[Begin Record excerpts]
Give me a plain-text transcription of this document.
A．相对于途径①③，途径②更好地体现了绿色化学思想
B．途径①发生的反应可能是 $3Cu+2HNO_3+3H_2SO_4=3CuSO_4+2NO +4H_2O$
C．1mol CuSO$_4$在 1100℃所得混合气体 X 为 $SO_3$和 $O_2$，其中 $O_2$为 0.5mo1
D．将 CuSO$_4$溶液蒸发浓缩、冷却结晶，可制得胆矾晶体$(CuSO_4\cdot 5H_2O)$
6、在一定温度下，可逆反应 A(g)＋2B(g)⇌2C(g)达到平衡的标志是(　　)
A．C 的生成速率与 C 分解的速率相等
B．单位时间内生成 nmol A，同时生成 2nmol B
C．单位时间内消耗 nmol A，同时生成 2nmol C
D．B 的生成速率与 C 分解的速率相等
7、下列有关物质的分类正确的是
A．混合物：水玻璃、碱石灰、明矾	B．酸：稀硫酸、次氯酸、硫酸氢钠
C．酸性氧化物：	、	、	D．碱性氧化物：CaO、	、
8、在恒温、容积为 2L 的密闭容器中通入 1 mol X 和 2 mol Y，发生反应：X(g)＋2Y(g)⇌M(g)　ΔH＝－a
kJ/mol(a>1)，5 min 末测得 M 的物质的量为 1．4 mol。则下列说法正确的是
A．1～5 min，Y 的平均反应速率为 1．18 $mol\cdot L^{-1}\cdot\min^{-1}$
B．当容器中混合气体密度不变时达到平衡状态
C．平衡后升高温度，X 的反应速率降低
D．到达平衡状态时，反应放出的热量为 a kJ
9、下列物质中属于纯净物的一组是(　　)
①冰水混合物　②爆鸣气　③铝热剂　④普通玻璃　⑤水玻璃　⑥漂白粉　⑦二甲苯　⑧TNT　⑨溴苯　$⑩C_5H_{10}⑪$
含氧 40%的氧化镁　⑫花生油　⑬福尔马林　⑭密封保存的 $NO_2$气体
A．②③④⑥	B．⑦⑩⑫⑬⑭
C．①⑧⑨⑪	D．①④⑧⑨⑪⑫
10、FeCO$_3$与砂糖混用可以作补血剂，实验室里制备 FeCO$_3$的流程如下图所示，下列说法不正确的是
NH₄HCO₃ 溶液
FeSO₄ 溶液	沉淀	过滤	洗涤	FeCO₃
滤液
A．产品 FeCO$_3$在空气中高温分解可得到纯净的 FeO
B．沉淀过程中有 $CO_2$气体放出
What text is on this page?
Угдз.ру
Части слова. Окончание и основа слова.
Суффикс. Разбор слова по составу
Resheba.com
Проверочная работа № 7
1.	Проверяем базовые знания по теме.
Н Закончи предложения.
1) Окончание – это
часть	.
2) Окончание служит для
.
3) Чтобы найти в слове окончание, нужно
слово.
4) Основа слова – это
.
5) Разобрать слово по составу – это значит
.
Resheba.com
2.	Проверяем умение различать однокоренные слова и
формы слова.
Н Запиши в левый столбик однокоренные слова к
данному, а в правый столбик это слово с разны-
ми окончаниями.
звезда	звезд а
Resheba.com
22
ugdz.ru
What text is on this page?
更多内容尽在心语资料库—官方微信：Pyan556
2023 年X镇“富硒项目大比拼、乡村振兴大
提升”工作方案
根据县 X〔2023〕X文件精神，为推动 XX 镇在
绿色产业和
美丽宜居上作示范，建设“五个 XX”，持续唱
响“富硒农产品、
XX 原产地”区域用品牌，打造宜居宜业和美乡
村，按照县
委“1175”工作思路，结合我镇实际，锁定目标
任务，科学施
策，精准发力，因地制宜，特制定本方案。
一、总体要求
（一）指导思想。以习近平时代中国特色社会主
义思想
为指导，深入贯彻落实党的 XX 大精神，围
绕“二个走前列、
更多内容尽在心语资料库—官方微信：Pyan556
[End Record excerpts]
> _Given exercise_:
Your task is to output all of the data above word for word.

> _Response for this exercise_:
Give me a plain-text transcription of this document.
A．相对于途径①③，途径②更好地体现了绿色化学思想
B．途径①发生的反应可能是 $3Cu+2HNO_3+3H_2SO_4=3CuSO_4+2NO +4H_2O$
C．1mol CuSO$_4$在 1100℃所得混合气体 X 为 $SO_3$和 $O_2$，其中 $O_2$为 0.5mo1
D．将 CuSO$_4$溶液蒸发浓缩、冷却结晶，可制得胆矾晶体$(CuSO_4\cdot 5H_2O)$
6、在一定温度下，可逆反应 A(g)＋2B(g)⇌2C(g)达到平衡的标志是(　　)
A．C 的生成速率与 C 分解的速率相等
B．单位时间内生成 nmol A，同时生成 2nmol B
C．单位时间内消耗 nmol A，同时生成 2nmol C
D．B 的生成速率与 C 分解的速率相等
7、下列有关物质的分类正确的是
A．混合物：水玻璃、碱石灰、明矾	B．酸：稀硫酸、次氯酸、硫酸氢钠
C．酸性氧化物：	、	、	D．碱性氧化物：CaO、	、
8、在恒温、容积为 2L 的密闭容器中通入 1 mol X 和 2 mol Y，发生反应：X(g)＋2Y(g)⇌M(g)　ΔH＝－a
kJ/mol(a>1)，5 min 末测得 M 的物质的量为 1．4 mol。则下列说法正确的是
A．1～5 min，Y 的平均反应速率为 1．18 $mol\cdot L^{-1}\cdot\min^{-1}$
B．当容器中混合气体密度不变时达到平衡状态
C．平衡后升高温度，X 的反应速率降低
D．到达平衡状态时，反应放出的热量为 a kJ
9、下列物质中属于纯净物的一组是(　　)
①冰水混合物　②爆鸣气　③铝热剂　④普通玻璃　⑤水玻璃　⑥漂白粉　⑦二甲苯　⑧TNT　⑨溴苯　$⑩C_5H_{10}⑪$
含氧 40%的氧化镁　⑫花生油　⑬福尔马林　⑭密封保存的 $NO_2$气体
A．②③④⑥	B．⑦⑩⑫⑬⑭
C．①⑧⑨⑪	D．①④⑧⑨⑪⑫
10、FeCO$_3$与砂糖混用可以作补血剂，实验室里制备 FeCO$_3$的流程如下图所示，下列说法不正确的是
NH₄HCO₃ 溶液
FeSO₄ 溶液	沉淀	过滤	洗涤	FeCO₃
滤液
A．产品 FeCO$_3$在空气中高温分解可得到纯净的 FeO
B．沉淀过程中有 $CO_2$气体放出
What text is on this page?
Угдз.ру
Части слова. Окончание и основа слова.
Суффикс. Разбор слова по составу
Resheba.com
Проверочная работа № 7
1.	Проверяем базовые знания по теме.
Н Закончи предложения.
1) Окончание – это
часть	.
2) Окончание служит для
.
3) Чтобы найти в слове окончание, нужно
слово.
4) Основа слова – это
.
5) Разобрать слово по составу – это значит
.
Resheba.com
2.	Проверяем умение различать однокоренные слова и
формы слова.
Н Запиши в левый столбик однокоренные слова к
данному, а в правый столбик это слово с разны-
ми окончаниями.
звезда	звезд а
Resheba.com
22
ugdz.ru
What text is on this page?
更多内容尽在心语资料库—官方微信：Pyan556
2023 年X镇“富硒项目大比拼、乡村振兴大
提升”工作方案
根据县 X〔2023〕X文件精神，为推动 XX 镇在
绿色产业和
美丽宜居上作示范，建设“五个 XX”，持续唱
响“富硒农产品、
XX 原产地”区域用品牌，打造宜居宜业和美乡
村，按照县
委“1175”工作思路，结合我镇实际，锁定目标
任务，科学施
策，精准发力，因地制宜，特制定本方案。
一、总体要求
（一）指导思想。以习近平时代中国特色社会主
义思想
为指导，深入贯彻落实党的 XX 大精神，围
绕“二个走前列、
更多内容尽在心语资料库—官方微信：Pyan556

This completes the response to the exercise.